Task: Below are some records; retype all of them exactly.

Excerpted data:

(begin)

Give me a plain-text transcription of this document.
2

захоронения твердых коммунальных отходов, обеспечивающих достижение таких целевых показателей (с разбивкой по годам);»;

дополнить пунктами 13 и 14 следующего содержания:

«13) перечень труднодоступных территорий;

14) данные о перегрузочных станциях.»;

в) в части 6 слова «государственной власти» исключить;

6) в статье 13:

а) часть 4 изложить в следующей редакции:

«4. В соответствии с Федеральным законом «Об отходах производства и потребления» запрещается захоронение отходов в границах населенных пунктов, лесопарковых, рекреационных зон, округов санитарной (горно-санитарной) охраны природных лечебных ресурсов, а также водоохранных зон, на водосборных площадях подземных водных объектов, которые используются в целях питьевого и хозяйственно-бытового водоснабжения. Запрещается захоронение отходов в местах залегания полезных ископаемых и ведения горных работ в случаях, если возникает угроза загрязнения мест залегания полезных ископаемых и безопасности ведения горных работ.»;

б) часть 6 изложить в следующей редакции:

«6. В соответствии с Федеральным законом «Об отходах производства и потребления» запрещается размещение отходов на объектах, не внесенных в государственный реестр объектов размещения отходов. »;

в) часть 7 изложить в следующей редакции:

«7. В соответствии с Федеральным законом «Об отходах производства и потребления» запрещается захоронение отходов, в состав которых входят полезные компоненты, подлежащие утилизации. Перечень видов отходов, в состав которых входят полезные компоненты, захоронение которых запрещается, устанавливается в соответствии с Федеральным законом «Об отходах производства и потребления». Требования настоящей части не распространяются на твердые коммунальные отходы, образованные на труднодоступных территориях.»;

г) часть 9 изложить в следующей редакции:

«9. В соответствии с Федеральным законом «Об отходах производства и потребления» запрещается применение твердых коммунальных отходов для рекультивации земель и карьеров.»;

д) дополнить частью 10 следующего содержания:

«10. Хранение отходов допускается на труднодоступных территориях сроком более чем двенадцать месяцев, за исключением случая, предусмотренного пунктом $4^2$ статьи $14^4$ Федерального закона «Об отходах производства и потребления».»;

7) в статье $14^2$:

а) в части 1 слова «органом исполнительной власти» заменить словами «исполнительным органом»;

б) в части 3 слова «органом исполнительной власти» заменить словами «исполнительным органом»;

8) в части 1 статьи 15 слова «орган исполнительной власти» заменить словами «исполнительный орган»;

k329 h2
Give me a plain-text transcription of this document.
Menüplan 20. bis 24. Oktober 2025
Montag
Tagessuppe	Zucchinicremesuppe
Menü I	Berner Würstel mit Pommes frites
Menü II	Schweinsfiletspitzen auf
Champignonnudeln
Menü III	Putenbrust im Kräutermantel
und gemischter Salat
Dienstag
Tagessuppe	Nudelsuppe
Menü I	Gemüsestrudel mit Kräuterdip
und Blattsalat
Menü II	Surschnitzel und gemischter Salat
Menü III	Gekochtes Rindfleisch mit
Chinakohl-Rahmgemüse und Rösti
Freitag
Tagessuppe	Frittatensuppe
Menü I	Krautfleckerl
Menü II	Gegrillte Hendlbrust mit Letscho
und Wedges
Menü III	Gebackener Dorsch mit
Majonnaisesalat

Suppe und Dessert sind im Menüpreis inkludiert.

(end)

Reply to the task:
Give me a plain-text transcription of this document.
2

захоронения твердых коммунальных отходов, обеспечивающих достижение таких целевых показателей (с разбивкой по годам);»;

дополнить пунктами 13 и 14 следующего содержания:

«13) перечень труднодоступных территорий;

14) данные о перегрузочных станциях.»;

в) в части 6 слова «государственной власти» исключить;

6) в статье 13:

а) часть 4 изложить в следующей редакции:

«4. В соответствии с Федеральным законом «Об отходах производства и потребления» запрещается захоронение отходов в границах населенных пунктов, лесопарковых, рекреационных зон, округов санитарной (горно-санитарной) охраны природных лечебных ресурсов, а также водоохранных зон, на водосборных площадях подземных водных объектов, которые используются в целях питьевого и хозяйственно-бытового водоснабжения. Запрещается захоронение отходов в местах залегания полезных ископаемых и ведения горных работ в случаях, если возникает угроза загрязнения мест залегания полезных ископаемых и безопасности ведения горных работ.»;

б) часть 6 изложить в следующей редакции:

«6. В соответствии с Федеральным законом «Об отходах производства и потребления» запрещается размещение отходов на объектах, не внесенных в государственный реестр объектов размещения отходов. »;

в) часть 7 изложить в следующей редакции:

«7. В соответствии с Федеральным законом «Об отходах производства и потребления» запрещается захоронение отходов, в состав которых входят полезные компоненты, подлежащие утилизации. Перечень видов отходов, в состав которых входят полезные компоненты, захоронение которых запрещается, устанавливается в соответствии с Федеральным законом «Об отходах производства и потребления». Требования настоящей части не распространяются на твердые коммунальные отходы, образованные на труднодоступных территориях.»;

г) часть 9 изложить в следующей редакции:

«9. В соответствии с Федеральным законом «Об отходах производства и потребления» запрещается применение твердых коммунальных отходов для рекультивации земель и карьеров.»;

д) дополнить частью 10 следующего содержания:

«10. Хранение отходов допускается на труднодоступных территориях сроком более чем двенадцать месяцев, за исключением случая, предусмотренного пунктом $4^2$ статьи $14^4$ Федерального закона «Об отходах производства и потребления».»;

7) в статье $14^2$:

а) в части 1 слова «органом исполнительной власти» заменить словами «исполнительным органом»;

б) в части 3 слова «органом исполнительной власти» заменить словами «исполнительным органом»;

8) в части 1 статьи 15 слова «орган исполнительной власти» заменить словами «исполнительный орган»;

k329 h2
Give me a plain-text transcription of this document.
Menüplan 20. bis 24. Oktober 2025
Montag
Tagessuppe	Zucchinicremesuppe
Menü I	Berner Würstel mit Pommes frites
Menü II	Schweinsfiletspitzen auf
Champignonnudeln
Menü III	Putenbrust im Kräutermantel
und gemischter Salat
Dienstag
Tagessuppe	Nudelsuppe
Menü I	Gemüsestrudel mit Kräuterdip
und Blattsalat
Menü II	Surschnitzel und gemischter Salat
Menü III	Gekochtes Rindfleisch mit
Chinakohl-Rahmgemüse und Rösti
Freitag
Tagessuppe	Frittatensuppe
Menü I	Krautfleckerl
Menü II	Gegrillte Hendlbrust mit Letscho
und Wedges
Menü III	Gebackener Dorsch mit
Majonnaisesalat

Suppe und Dessert sind im Menüpreis inkludiert.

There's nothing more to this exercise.